Short problem:
Write down each entry again, exactly as it reads.

(Saved entries)
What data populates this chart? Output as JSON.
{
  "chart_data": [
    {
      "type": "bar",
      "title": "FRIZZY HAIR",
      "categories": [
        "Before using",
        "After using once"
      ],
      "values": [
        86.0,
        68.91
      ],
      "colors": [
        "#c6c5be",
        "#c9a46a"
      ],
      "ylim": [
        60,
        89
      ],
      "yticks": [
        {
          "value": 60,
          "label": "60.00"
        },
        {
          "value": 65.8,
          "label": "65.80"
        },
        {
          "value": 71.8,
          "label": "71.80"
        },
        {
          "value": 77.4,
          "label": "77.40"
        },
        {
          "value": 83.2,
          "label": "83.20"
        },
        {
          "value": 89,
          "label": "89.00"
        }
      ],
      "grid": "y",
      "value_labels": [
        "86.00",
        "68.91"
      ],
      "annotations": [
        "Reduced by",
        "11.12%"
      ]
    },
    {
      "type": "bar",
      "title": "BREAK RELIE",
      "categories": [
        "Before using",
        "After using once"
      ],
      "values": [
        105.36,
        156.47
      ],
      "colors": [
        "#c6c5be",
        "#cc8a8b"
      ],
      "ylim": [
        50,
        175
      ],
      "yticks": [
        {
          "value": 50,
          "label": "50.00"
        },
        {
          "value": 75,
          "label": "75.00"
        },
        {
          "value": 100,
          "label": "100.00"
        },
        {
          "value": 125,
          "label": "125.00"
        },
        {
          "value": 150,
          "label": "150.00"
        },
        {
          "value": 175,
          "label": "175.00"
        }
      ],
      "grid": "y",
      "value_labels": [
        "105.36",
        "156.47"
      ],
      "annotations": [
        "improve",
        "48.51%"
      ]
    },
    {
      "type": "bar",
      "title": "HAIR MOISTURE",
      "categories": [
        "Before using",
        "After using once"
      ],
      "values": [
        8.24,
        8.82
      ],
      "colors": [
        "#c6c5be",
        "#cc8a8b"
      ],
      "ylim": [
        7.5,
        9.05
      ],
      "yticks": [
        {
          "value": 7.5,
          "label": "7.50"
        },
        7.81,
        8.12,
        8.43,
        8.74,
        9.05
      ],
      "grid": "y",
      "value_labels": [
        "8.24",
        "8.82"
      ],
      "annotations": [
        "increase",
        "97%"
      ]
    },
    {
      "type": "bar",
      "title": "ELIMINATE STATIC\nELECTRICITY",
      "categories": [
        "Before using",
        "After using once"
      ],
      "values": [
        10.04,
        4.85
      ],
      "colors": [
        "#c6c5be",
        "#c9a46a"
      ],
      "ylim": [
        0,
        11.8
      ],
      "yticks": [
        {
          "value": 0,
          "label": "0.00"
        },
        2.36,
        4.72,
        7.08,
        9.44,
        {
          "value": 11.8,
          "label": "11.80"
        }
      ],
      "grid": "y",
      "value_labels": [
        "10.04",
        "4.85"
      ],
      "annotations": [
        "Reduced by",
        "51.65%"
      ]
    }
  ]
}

Response to the exercise:
What data populates this chart? Output as JSON.
{
  "chart_data": [
    {
      "type": "bar",
      "title": "FRIZZY HAIR",
      "categories": [
        "Before using",
        "After using once"
      ],
      "values": [
        86.0,
        68.91
      ],
      "colors": [
        "#c6c5be",
        "#c9a46a"
      ],
      "ylim": [
        60,
        89
      ],
      "yticks": [
        {
          "value": 60,
          "label": "60.00"
        },
        {
          "value": 65.8,
          "label": "65.80"
        },
        {
          "value": 71.8,
          "label": "71.80"
        },
        {
          "value": 77.4,
          "label": "77.40"
        },
        {
          "value": 83.2,
          "label": "83.20"
        },
        {
          "value": 89,
          "label": "89.00"
        }
      ],
      "grid": "y",
      "value_labels": [
        "86.00",
        "68.91"
      ],
      "annotations": [
        "Reduced by",
        "11.12%"
      ]
    },
    {
      "type": "bar",
      "title": "BREAK RELIE",
      "categories": [
        "Before using",
        "After using once"
      ],
      "values": [
        105.36,
        156.47
      ],
      "colors": [
        "#c6c5be",
        "#cc8a8b"
      ],
      "ylim": [
        50,
        175
      ],
      "yticks": [
        {
          "value": 50,
          "label": "50.00"
        },
        {
          "value": 75,
          "label": "75.00"
        },
        {
          "value": 100,
          "label": "100.00"
        },
        {
          "value": 125,
          "label": "125.00"
        },
        {
          "value": 150,
          "label": "150.00"
        },
        {
          "value": 175,
          "label": "175.00"
        }
      ],
      "grid": "y",
      "value_labels": [
        "105.36",
        "156.47"
      ],
      "annotations": [
        "improve",
        "48.51%"
      ]
    },
    {
      "type": "bar",
      "title": "HAIR MOISTURE",
      "categories": [
        "Before using",
        "After using once"
      ],
      "values": [
        8.24,
        8.82
      ],
      "colors": [
        "#c6c5be",
        "#cc8a8b"
      ],
      "ylim": [
        7.5,
        9.05
      ],
      "yticks": [
        {
          "value": 7.5,
          "label": "7.50"
        },
        7.81,
        8.12,
        8.43,
        8.74,
        9.05
      ],
      "grid": "y",
      "value_labels": [
        "8.24",
        "8.82"
      ],
      "annotations": [
        "increase",
        "97%"
      ]
    },
    {
      "type": "bar",
      "title": "ELIMINATE STATIC\nELECTRICITY",
      "categories": [
        "Before using",
        "After using once"
      ],
      "values": [
        10.04,
        4.85
      ],
      "colors": [
        "#c6c5be",
        "#c9a46a"
      ],
      "ylim": [
        0,
        11.8
      ],
      "yticks": [
        {
          "value": 0,
          "label": "0.00"
        },
        2.36,
        4.72,
        7.08,
        9.44,
        {
          "value": 11.8,
          "label": "11.80"
        }
      ],
      "grid": "y",
      "value_labels": [
        "10.04",
        "4.85"
      ],
      "annotations": [
        "Reduced by",
        "51.65%"
      ]
    }
  ]
}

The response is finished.